Data in this exercise -
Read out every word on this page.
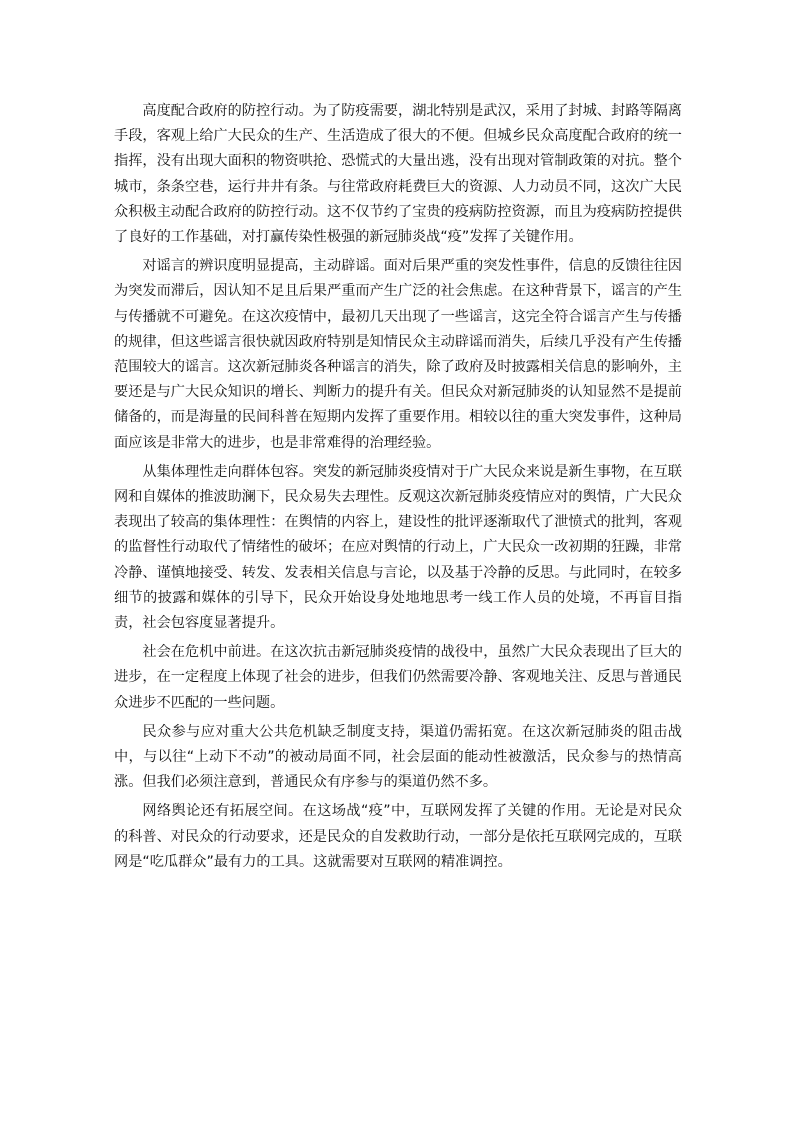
高度配合政府的防控行动。为了防疫需要，湖北特别是武汉，采用了封城、封路等隔离手段，客观上给广大民众的生产、生活造成了很大的不便。但城乡民众高度配合政府的统一指挥，没有出现大面积的物资哄抢、恐慌式的大量出逃，没有出现对管制政策的对抗。整个城市，条条空巷，运行井井有条。与往常政府耗费巨大的资源、人力动员不同，这次广大民众积极主动配合政府的防控行动。这不仅节约了宝贵的疫病防控资源，而且为疫病防控提供了良好的工作基础，对打赢传染性极强的新冠肺炎战“疫”发挥了关键作用。

对谣言的辨识度明显提高，主动辟谣。面对后果严重的突发性事件，信息的反馈往往因为突发而滞后，因认知不足且后果严重而产生广泛的社会焦虑。在这种背景下，谣言的产生与传播就不可避免。在这次疫情中，最初几天出现了一些谣言，这完全符合谣言产生与传播的规律，但这些谣言很快就因政府特别是知情民众主动辟谣而消失，后续几乎没有产生传播范围较大的谣言。这次新冠肺炎各种谣言的消失，除了政府及时披露相关信息的影响外，主要还是与广大民众知识的增长、判断力的提升有关。但民众对新冠肺炎的认知显然不是提前储备的，而是海量的民间科普在短期内发挥了重要作用。相较以往的重大突发事件，这种局面应该是非常大的进步，也是非常难得的治理经验。

从集体理性走向群体包容。突发的新冠肺炎疫情对于广大民众来说是新生事物，在互联网和自媒体的推波助澜下，民众易失去理性。反观这次新冠肺炎疫情应对的舆情，广大民众表现出了较高的集体理性：在舆情的内容上，建设性的批评逐渐取代了泄愤式的批判，客观的监督性行动取代了情绪性的破坏；在应对舆情的行动上，广大民众一改初期的狂躁，非常冷静、谨慎地接受、转发、发表相关信息与言论，以及基于冷静的反思。与此同时，在较多细节的披露和媒体的引导下，民众开始设身处地地思考一线工作人员的处境，不再盲目指责，社会包容度显著提升。

社会在危机中前进。在这次抗击新冠肺炎疫情的战役中，虽然广大民众表现出了巨大的进步，在一定程度上体现了社会的进步，但我们仍然需要冷静、客观地关注、反思与普通民众进步不匹配的一些问题。

民众参与应对重大公共危机缺乏制度支持，渠道仍需拓宽。在这次新冠肺炎的阻击战中，与以往“上动下不动”的被动局面不同，社会层面的能动性被激活，民众参与的热情高涨。但我们必须注意到，普通民众有序参与的渠道仍然不多。

网络舆论还有拓展空间。在这场战“疫”中，互联网发挥了关键的作用。无论是对民众的科普、对民众的行动要求，还是民众的自发救助行动，一部分是依托互联网完成的，互联网是“吃瓜群众”最有力的工具。这就需要对互联网的精准调控。
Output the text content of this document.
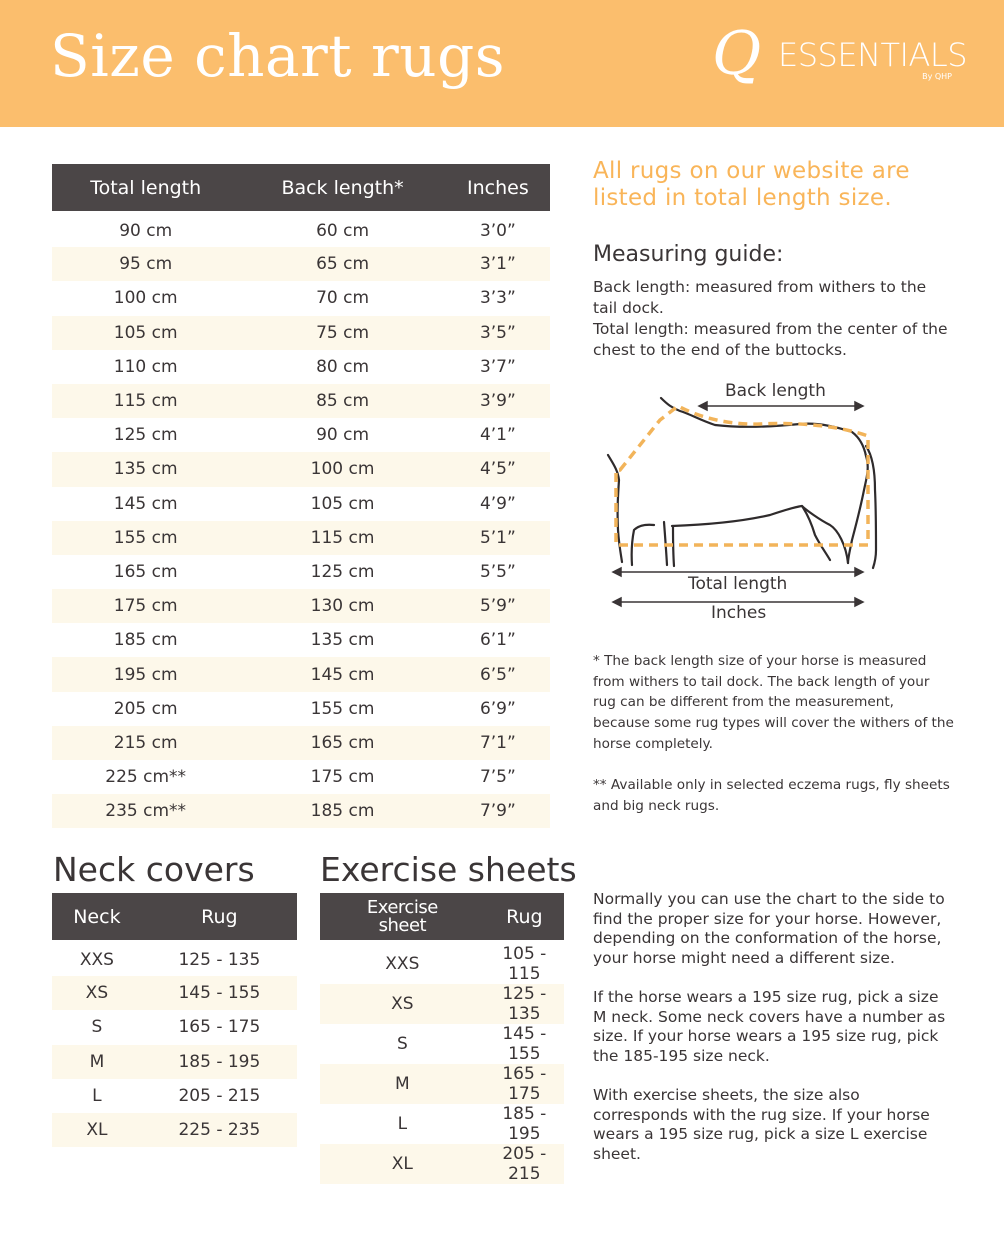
Size chart rugs	Q ESSENTIALS
By QHP
Total length	Back length*	Inches
90 cm	60 cm	3’0”
95 cm	65 cm	3’1”
100 cm	70 cm	3’3”
105 cm	75 cm	3’5”
110 cm	80 cm	3’7”
115 cm	85 cm	3’9”
125 cm	90 cm	4’1”
135 cm	100 cm	4’5”
145 cm	105 cm	4’9”
155 cm	115 cm	5’1”
165 cm	125 cm	5’5”
175 cm	130 cm	5’9”
185 cm	135 cm	6’1”
195 cm	145 cm	6’5”
205 cm	155 cm	6’9”
215 cm	165 cm	7’1”
225 cm**	175 cm	7’5”
235 cm**	185 cm	7’9”
Neck covers Exercise sheets
Neck	Rug
XXS	125 - 135
XS	145 - 155
S	165 - 175
M	185 - 195
L	205 - 215
XL	225 - 235
Exercise sheet	Rug
XXS	105 - 115
XS	125 - 135
S	145 - 155
M	165 - 175
L	185 - 195
XL	205 - 215
All rugs on our website are listed in total length size.
Measuring guide:
Back length: measured from withers to the tail dock.
Total length: measured from the center of the chest to the end of the buttocks.
Back length
Total length
Inches
* The back length size of your horse is measured from withers to tail dock. The back length of your rug can be different from the measurement, because some rug types will cover the withers of the horse completely.
** Available only in selected eczema rugs, fly sheets and big neck rugs.
Normally you can use the chart to the side to find the proper size for your horse. However, depending on the conformation of the horse, your horse might need a different size.
If the horse wears a 195 size rug, pick a size M neck. Some neck covers have a number as size. If your horse wears a 195 size rug, pick the 185-195 size neck.
With exercise sheets, the size also corresponds with the rug size. If your horse wears a 195 size rug, pick a size L exercise sheet.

Prompt - All of the records need repeating exactly, except for the pictures.

Solution to this task -
Read out every word on this page.
高度配合政府的防控行动。为了防疫需要，湖北特别是武汉，采用了封城、封路等隔离手段，客观上给广大民众的生产、生活造成了很大的不便。但城乡民众高度配合政府的统一指挥，没有出现大面积的物资哄抢、恐慌式的大量出逃，没有出现对管制政策的对抗。整个城市，条条空巷，运行井井有条。与往常政府耗费巨大的资源、人力动员不同，这次广大民众积极主动配合政府的防控行动。这不仅节约了宝贵的疫病防控资源，而且为疫病防控提供了良好的工作基础，对打赢传染性极强的新冠肺炎战“疫”发挥了关键作用。

对谣言的辨识度明显提高，主动辟谣。面对后果严重的突发性事件，信息的反馈往往因为突发而滞后，因认知不足且后果严重而产生广泛的社会焦虑。在这种背景下，谣言的产生与传播就不可避免。在这次疫情中，最初几天出现了一些谣言，这完全符合谣言产生与传播的规律，但这些谣言很快就因政府特别是知情民众主动辟谣而消失，后续几乎没有产生传播范围较大的谣言。这次新冠肺炎各种谣言的消失，除了政府及时披露相关信息的影响外，主要还是与广大民众知识的增长、判断力的提升有关。但民众对新冠肺炎的认知显然不是提前储备的，而是海量的民间科普在短期内发挥了重要作用。相较以往的重大突发事件，这种局面应该是非常大的进步，也是非常难得的治理经验。

从集体理性走向群体包容。突发的新冠肺炎疫情对于广大民众来说是新生事物，在互联网和自媒体的推波助澜下，民众易失去理性。反观这次新冠肺炎疫情应对的舆情，广大民众表现出了较高的集体理性：在舆情的内容上，建设性的批评逐渐取代了泄愤式的批判，客观的监督性行动取代了情绪性的破坏；在应对舆情的行动上，广大民众一改初期的狂躁，非常冷静、谨慎地接受、转发、发表相关信息与言论，以及基于冷静的反思。与此同时，在较多细节的披露和媒体的引导下，民众开始设身处地地思考一线工作人员的处境，不再盲目指责，社会包容度显著提升。

社会在危机中前进。在这次抗击新冠肺炎疫情的战役中，虽然广大民众表现出了巨大的进步，在一定程度上体现了社会的进步，但我们仍然需要冷静、客观地关注、反思与普通民众进步不匹配的一些问题。

民众参与应对重大公共危机缺乏制度支持，渠道仍需拓宽。在这次新冠肺炎的阻击战中，与以往“上动下不动”的被动局面不同，社会层面的能动性被激活，民众参与的热情高涨。但我们必须注意到，普通民众有序参与的渠道仍然不多。

网络舆论还有拓展空间。在这场战“疫”中，互联网发挥了关键的作用。无论是对民众的科普、对民众的行动要求，还是民众的自发救助行动，一部分是依托互联网完成的，互联网是“吃瓜群众”最有力的工具。这就需要对互联网的精准调控。
Output the text content of this document.
Size chart rugs	Q ESSENTIALS
By QHP
Total length	Back length*	Inches
90 cm	60 cm	3’0”
95 cm	65 cm	3’1”
100 cm	70 cm	3’3”
105 cm	75 cm	3’5”
110 cm	80 cm	3’7”
115 cm	85 cm	3’9”
125 cm	90 cm	4’1”
135 cm	100 cm	4’5”
145 cm	105 cm	4’9”
155 cm	115 cm	5’1”
165 cm	125 cm	5’5”
175 cm	130 cm	5’9”
185 cm	135 cm	6’1”
195 cm	145 cm	6’5”
205 cm	155 cm	6’9”
215 cm	165 cm	7’1”
225 cm**	175 cm	7’5”
235 cm**	185 cm	7’9”
Neck covers Exercise sheets
Neck	Rug
XXS	125 - 135
XS	145 - 155
S	165 - 175
M	185 - 195
L	205 - 215
XL	225 - 235
Exercise sheet	Rug
XXS	105 - 115
XS	125 - 135
S	145 - 155
M	165 - 175
L	185 - 195
XL	205 - 215
All rugs on our website are listed in total length size.
Measuring guide:
Back length: measured from withers to the tail dock.
Total length: measured from the center of the chest to the end of the buttocks.
Back length
Total length
Inches
* The back length size of your horse is measured from withers to tail dock. The back length of your rug can be different from the measurement, because some rug types will cover the withers of the horse completely.
** Available only in selected eczema rugs, fly sheets and big neck rugs.
Normally you can use the chart to the side to find the proper size for your horse. However, depending on the conformation of the horse, your horse might need a different size.
If the horse wears a 195 size rug, pick a size M neck. Some neck covers have a number as size. If your horse wears a 195 size rug, pick the 185-195 size neck.
With exercise sheets, the size also corresponds with the rug size. If your horse wears a 195 size rug, pick a size L exercise sheet.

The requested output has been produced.